Please write the listing below out again exactly, leaving every picture behind.

★ ★ ★ ★

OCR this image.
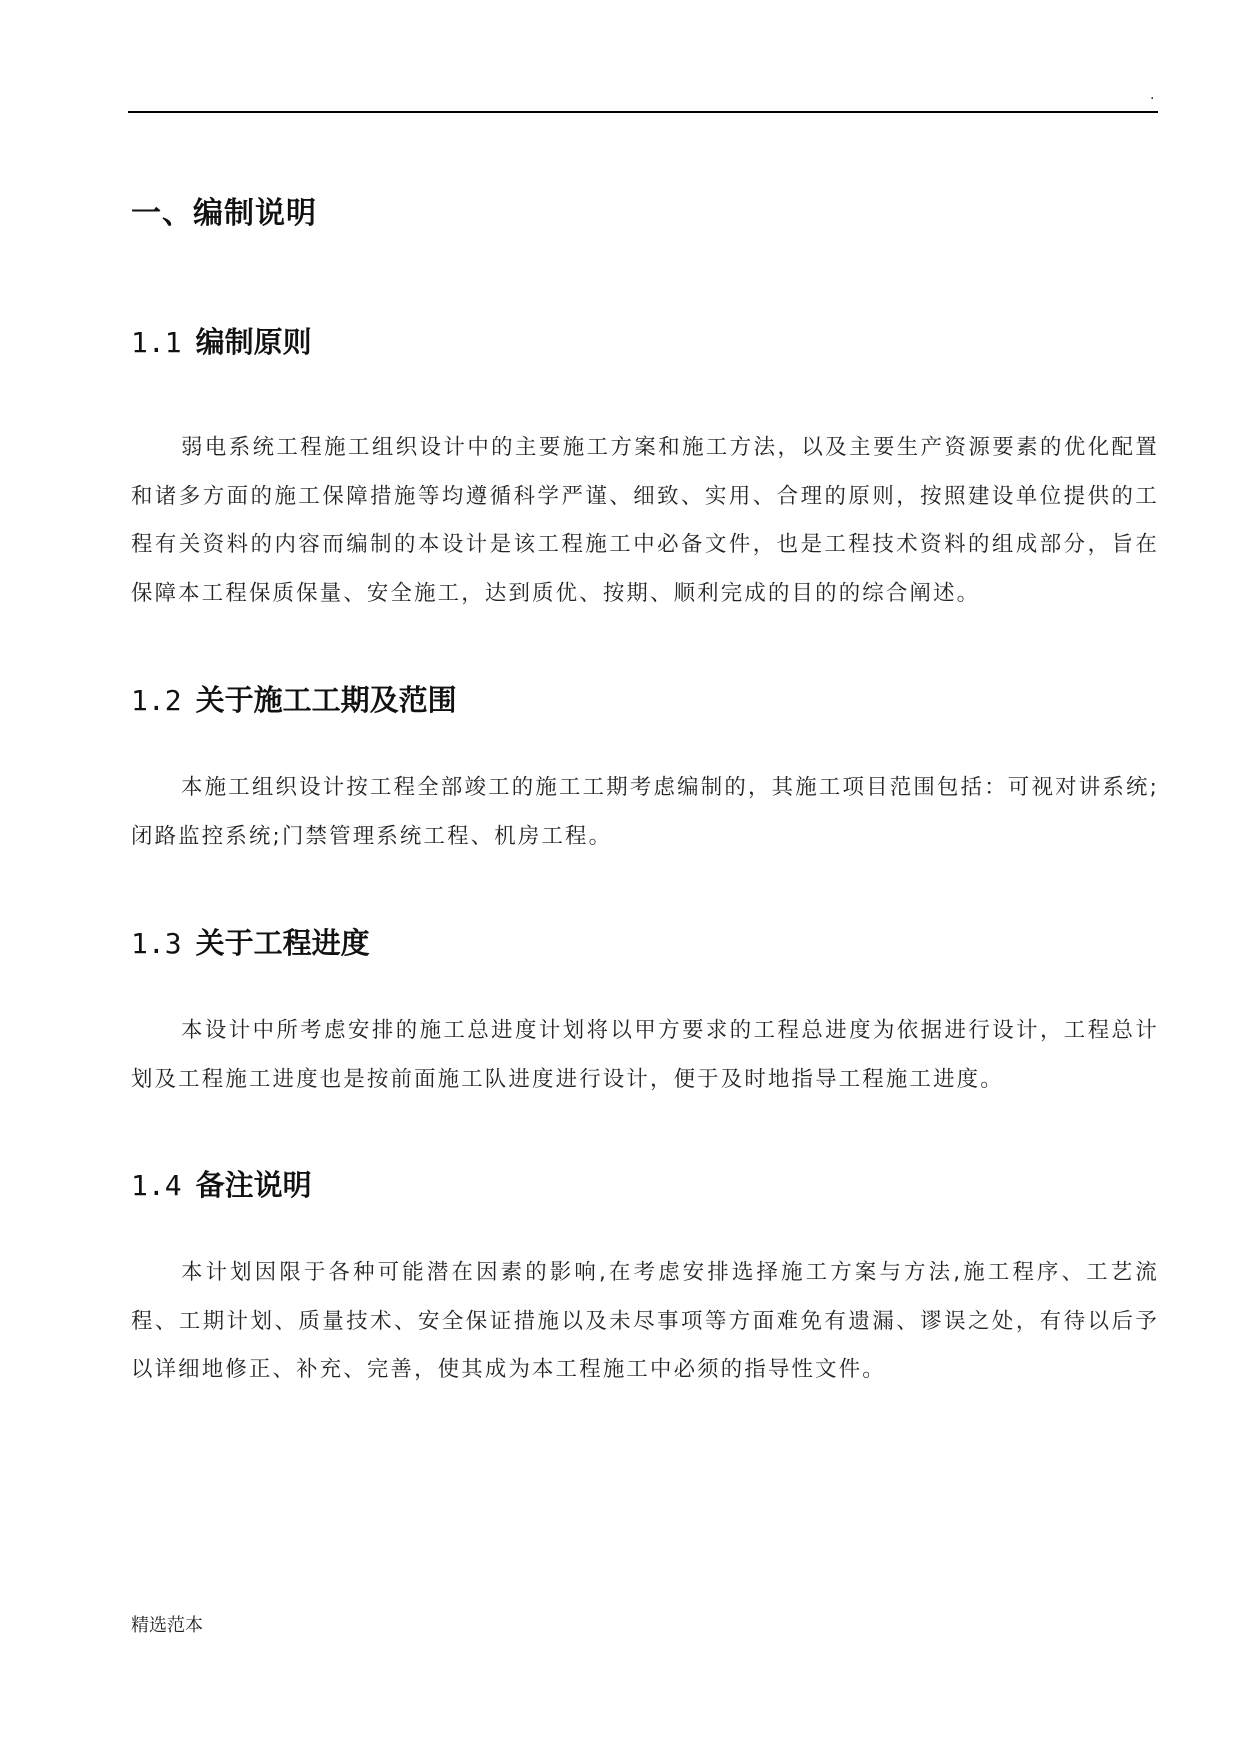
.
一、编制说明
1.1 编制原则

弱电系统工程施工组织设计中的主要施工方案和施工方法，以及主要生产资源要素的优化配置和诸多方面的施工保障措施等均遵循科学严谨、细致、实用、合理的原则，按照建设单位提供的工程有关资料的内容而编制的本设计是该工程施工中必备文件，也是工程技术资料的组成部分，旨在保障本工程保质保量、安全施工，达到质优、按期、顺利完成的目的的综合阐述。

1.2 关于施工工期及范围

本施工组织设计按工程全部竣工的施工工期考虑编制的，其施工项目范围包括：可视对讲系统;闭路监控系统;门禁管理系统工程、机房工程。

1.3 关于工程进度

本设计中所考虑安排的施工总进度计划将以甲方要求的工程总进度为依据进行设计，工程总计划及工程施工进度也是按前面施工队进度进行设计，便于及时地指导工程施工进度。

1.4 备注说明

本计划因限于各种可能潜在因素的影响,在考虑安排选择施工方案与方法,施工程序、工艺流程、工期计划、质量技术、安全保证措施以及未尽事项等方面难免有遗漏、谬误之处，有待以后予以详细地修正、补充、完善，使其成为本工程施工中必须的指导性文件。

精选范本
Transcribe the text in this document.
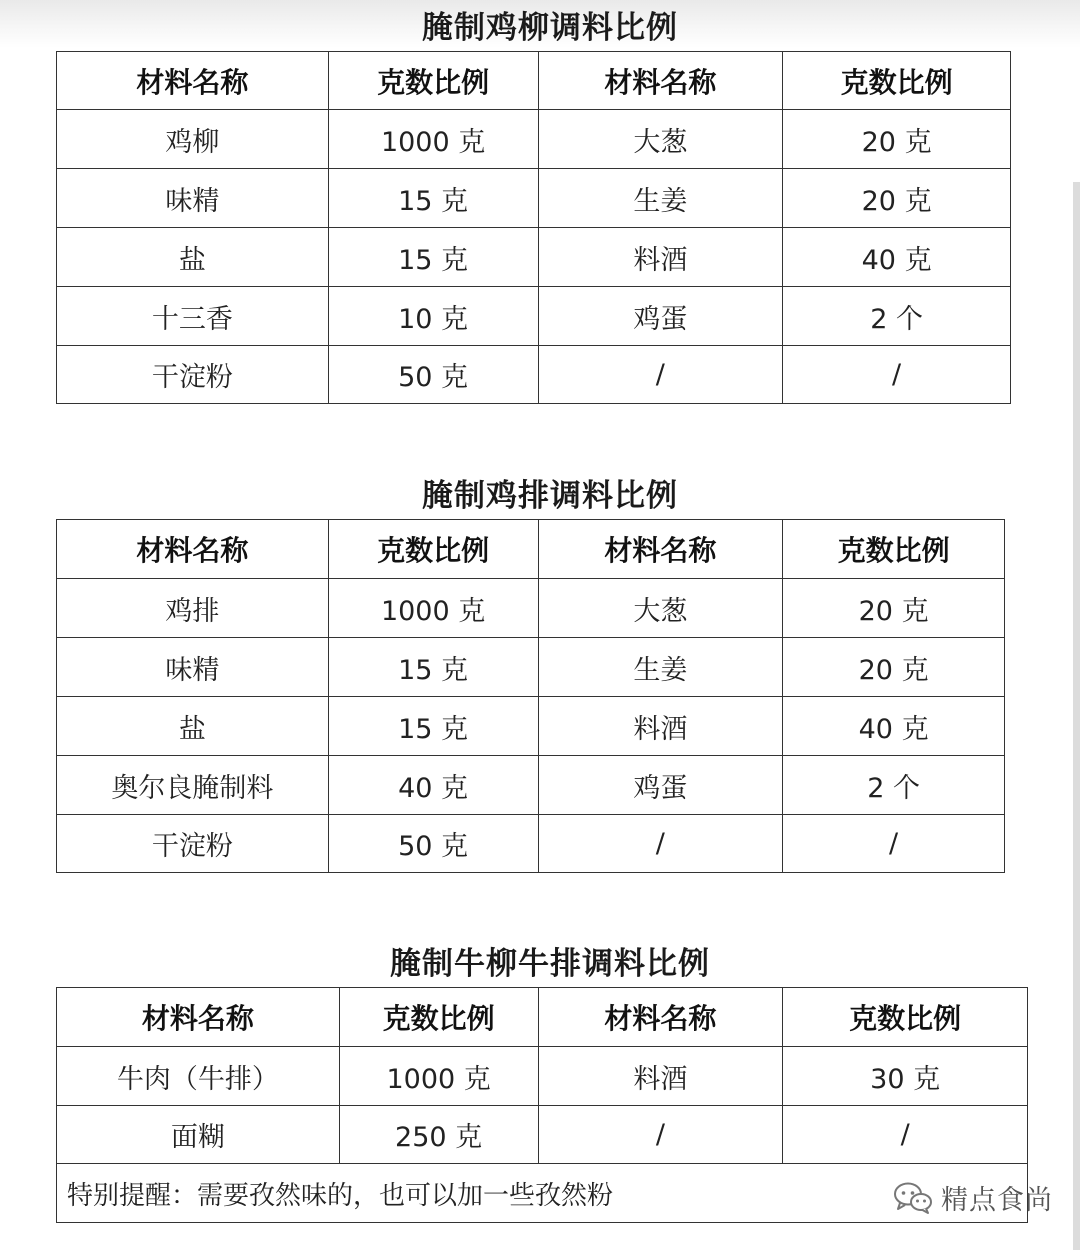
腌制鸡柳调料比例
材料名称	克数比例	材料名称	克数比例
鸡柳	1000 克	大葱	20 克
味精	15 克	生姜	20 克
盐	15 克	料酒	40 克
十三香	10 克	鸡蛋	2 个
干淀粉	50 克	/	/
腌制鸡排调料比例
材料名称	克数比例	材料名称	克数比例
鸡排	1000 克	大葱	20 克
味精	15 克	生姜	20 克
盐	15 克	料酒	40 克
奥尔良腌制料	40 克	鸡蛋	2 个
干淀粉	50 克	/	/
腌制牛柳牛排调料比例
材料名称	克数比例	材料名称	克数比例
牛肉（牛排）	1000 克	料酒	30 克
面糊	250 克	/	/
特别提醒：需要孜然味的，也可以加一些孜然粉				精点食尚
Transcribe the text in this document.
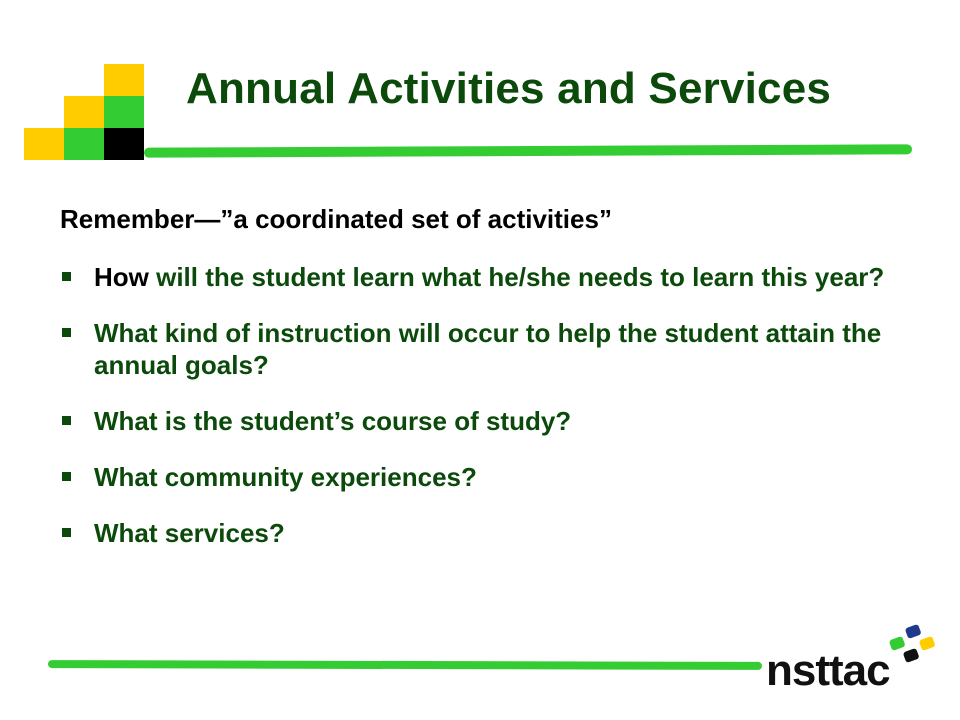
Annual Activities and Services

Remember—”a coordinated set of activities”

How will the student learn what he/she needs to learn this year?
What kind of instruction will occur to help the student attain the annual goals?
What is the student’s course of study?
What community experiences?
What services?
nsttac
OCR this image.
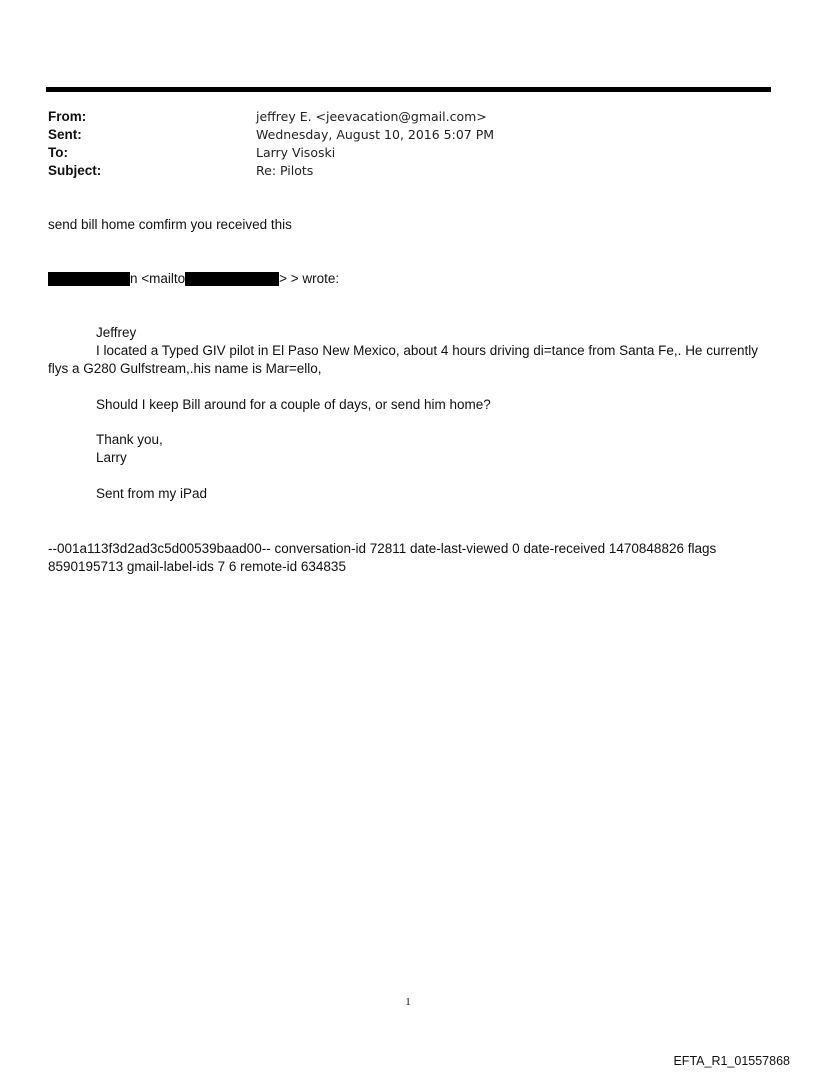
From:	jeffrey E. <jeevacation@gmail.com>
Sent:	Wednesday, August 10, 2016 5:07 PM
To:	Larry Visoski
Subject:	Re: Pilots
send bill home comfirm you received this
n <mailto	> > wrote:
Jeffrey
I located a Typed GIV pilot in El Paso New Mexico, about 4 hours driving di=tance from Santa Fe,. He currently flys a G280 Gulfstream,.his name is Mar=ello,
Should I keep Bill around for a couple of days, or send him home?
Thank you,
Larry
Sent from my iPad
--001a113f3d2ad3c5d00539baad00-- conversation-id 72811 date-last-viewed 0 date-received 1470848826 flags 8590195713 gmail-label-ids 7 6 remote-id 634835
1
EFTA_R1_01557868
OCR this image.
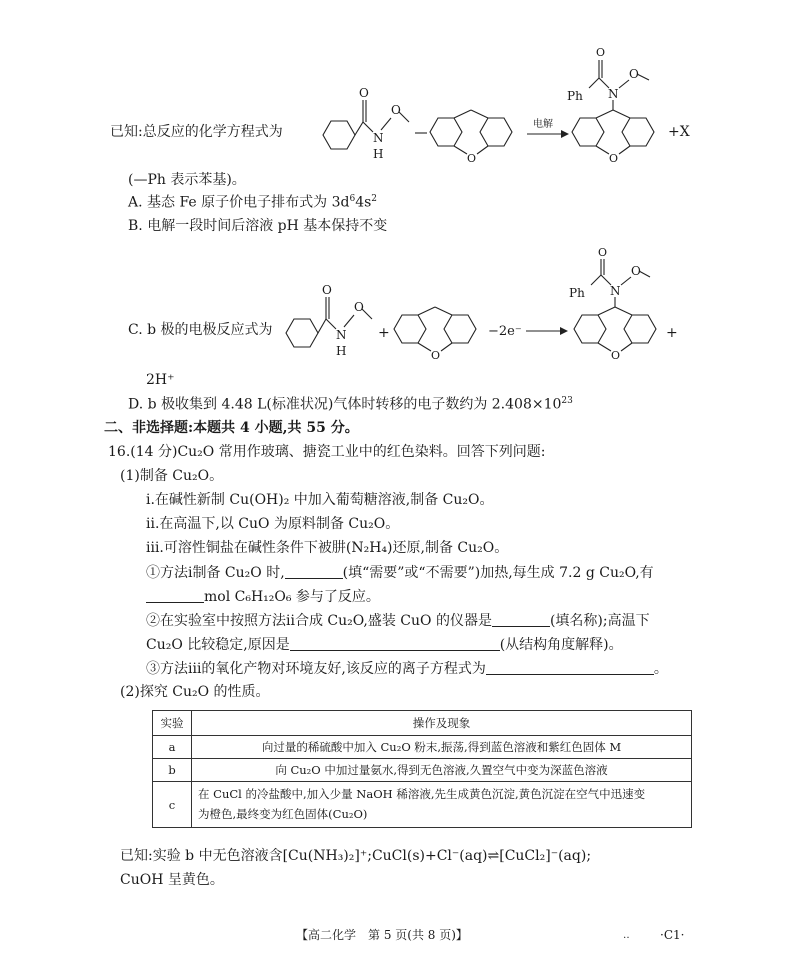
已知:总反应的化学方程式为
O
N
H
O
O
电解
O
N
O
Ph
O
+X
(—Ph 表示苯基)。
A. 基态 Fe 原子价电子排布式为 $3d^64s^2$
B. 电解一段时间后溶液 pH 基本保持不变
C. b 极的电极反应式为
O
N
H
O
+
O
−2e⁻
O
N
O
Ph
O
+
2H⁺
D. b 极收集到 4.48 L(标准状况)气体时转移的电子数约为 $2.408\times 10^{23}$
二、非选择题:本题共 4 小题,共 55 分。
16.(14 分)Cu₂O 常用作玻璃、搪瓷工业中的红色染料。回答下列问题:
(1)制备 Cu₂O。
ⅰ.在碱性新制 Cu(OH)₂ 中加入葡萄糖溶液,制备 Cu₂O。
ⅱ.在高温下,以 CuO 为原料制备 Cu₂O。
ⅲ.可溶性铜盐在碱性条件下被肼(N₂H₄)还原,制备 Cu₂O。
①方法ⅰ制备 Cu₂O 时,	(填“需要”或“不需要”)加热,每生成 7.2 g Cu₂O,有
mol C₆H₁₂O₆ 参与了反应。
②在实验室中按照方法ⅱ合成 Cu₂O,盛装 CuO 的仪器是	(填名称);高温下
Cu₂O 比较稳定,原因是	(从结构角度解释)。
③方法ⅲ的氧化产物对环境友好,该反应的离子方程式为	。
(2)探究 Cu₂O 的性质。
实验	操作及现象
a	向过量的稀硫酸中加入 Cu₂O 粉末,振荡,得到蓝色溶液和紫红色固体 M
b	向 Cu₂O 中加过量氨水,得到无色溶液,久置空气中变为深蓝色溶液
c	在 CuCl 的冷盐酸中,加入少量 NaOH 稀溶液,先生成黄色沉淀,黄色沉淀在空气中迅速变
为橙色,最终变为红色固体(Cu₂O)
已知:实验 b 中无色溶液含[Cu(NH₃)₂]⁺;CuCl(s)+Cl⁻(aq)⇌[CuCl₂]⁻(aq);
CuOH 呈黄色。
【高二化学　第 5 页(共 8 页)】	‥	·C1·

★ ★ ★ ★

» RESPONSE FOR THIS EXERCISE
OCR this image.
.
一、编制说明
1.1 编制原则

弱电系统工程施工组织设计中的主要施工方案和施工方法，以及主要生产资源要素的优化配置和诸多方面的施工保障措施等均遵循科学严谨、细致、实用、合理的原则，按照建设单位提供的工程有关资料的内容而编制的本设计是该工程施工中必备文件，也是工程技术资料的组成部分，旨在保障本工程保质保量、安全施工，达到质优、按期、顺利完成的目的的综合阐述。

1.2 关于施工工期及范围

本施工组织设计按工程全部竣工的施工工期考虑编制的，其施工项目范围包括：可视对讲系统;闭路监控系统;门禁管理系统工程、机房工程。

1.3 关于工程进度

本设计中所考虑安排的施工总进度计划将以甲方要求的工程总进度为依据进行设计，工程总计划及工程施工进度也是按前面施工队进度进行设计，便于及时地指导工程施工进度。

1.4 备注说明

本计划因限于各种可能潜在因素的影响,在考虑安排选择施工方案与方法,施工程序、工艺流程、工期计划、质量技术、安全保证措施以及未尽事项等方面难免有遗漏、谬误之处，有待以后予以详细地修正、补充、完善，使其成为本工程施工中必须的指导性文件。

精选范本
Transcribe the text in this document.
腌制鸡柳调料比例
材料名称	克数比例	材料名称	克数比例
鸡柳	1000 克	大葱	20 克
味精	15 克	生姜	20 克
盐	15 克	料酒	40 克
十三香	10 克	鸡蛋	2 个
干淀粉	50 克	/	/
腌制鸡排调料比例
材料名称	克数比例	材料名称	克数比例
鸡排	1000 克	大葱	20 克
味精	15 克	生姜	20 克
盐	15 克	料酒	40 克
奥尔良腌制料	40 克	鸡蛋	2 个
干淀粉	50 克	/	/
腌制牛柳牛排调料比例
材料名称	克数比例	材料名称	克数比例
牛肉（牛排）	1000 克	料酒	30 克
面糊	250 克	/	/
特别提醒：需要孜然味的，也可以加一些孜然粉				精点食尚
Transcribe the text in this document.
Annual Activities and Services

Remember—”a coordinated set of activities”

How will the student learn what he/she needs to learn this year?
What kind of instruction will occur to help the student attain the annual goals?
What is the student’s course of study?
What community experiences?
What services?
nsttac
OCR this image.
From:	jeffrey E. <jeevacation@gmail.com>
Sent:	Wednesday, August 10, 2016 5:07 PM
To:	Larry Visoski
Subject:	Re: Pilots
send bill home comfirm you received this
n <mailto	> > wrote:
Jeffrey
I located a Typed GIV pilot in El Paso New Mexico, about 4 hours driving di=tance from Santa Fe,. He currently flys a G280 Gulfstream,.his name is Mar=ello,
Should I keep Bill around for a couple of days, or send him home?
Thank you,
Larry
Sent from my iPad
--001a113f3d2ad3c5d00539baad00-- conversation-id 72811 date-last-viewed 0 date-received 1470848826 flags 8590195713 gmail-label-ids 7 6 remote-id 634835
1
EFTA_R1_01557868
OCR this image.
已知:总反应的化学方程式为
O
N
H
O
O
电解
O
N
O
Ph
O
+X
(—Ph 表示苯基)。
A. 基态 Fe 原子价电子排布式为 $3d^64s^2$
B. 电解一段时间后溶液 pH 基本保持不变
C. b 极的电极反应式为
O
N
H
O
+
O
−2e⁻
O
N
O
Ph
O
+
2H⁺
D. b 极收集到 4.48 L(标准状况)气体时转移的电子数约为 $2.408\times 10^{23}$
二、非选择题:本题共 4 小题,共 55 分。
16.(14 分)Cu₂O 常用作玻璃、搪瓷工业中的红色染料。回答下列问题:
(1)制备 Cu₂O。
ⅰ.在碱性新制 Cu(OH)₂ 中加入葡萄糖溶液,制备 Cu₂O。
ⅱ.在高温下,以 CuO 为原料制备 Cu₂O。
ⅲ.可溶性铜盐在碱性条件下被肼(N₂H₄)还原,制备 Cu₂O。
①方法ⅰ制备 Cu₂O 时,	(填“需要”或“不需要”)加热,每生成 7.2 g Cu₂O,有
mol C₆H₁₂O₆ 参与了反应。
②在实验室中按照方法ⅱ合成 Cu₂O,盛装 CuO 的仪器是	(填名称);高温下
Cu₂O 比较稳定,原因是	(从结构角度解释)。
③方法ⅲ的氧化产物对环境友好,该反应的离子方程式为	。
(2)探究 Cu₂O 的性质。
实验	操作及现象
a	向过量的稀硫酸中加入 Cu₂O 粉末,振荡,得到蓝色溶液和紫红色固体 M
b	向 Cu₂O 中加过量氨水,得到无色溶液,久置空气中变为深蓝色溶液
c	在 CuCl 的冷盐酸中,加入少量 NaOH 稀溶液,先生成黄色沉淀,黄色沉淀在空气中迅速变
为橙色,最终变为红色固体(Cu₂O)
已知:实验 b 中无色溶液含[Cu(NH₃)₂]⁺;CuCl(s)+Cl⁻(aq)⇌[CuCl₂]⁻(aq);
CuOH 呈黄色。
【高二化学　第 5 页(共 8 页)】	‥	·C1·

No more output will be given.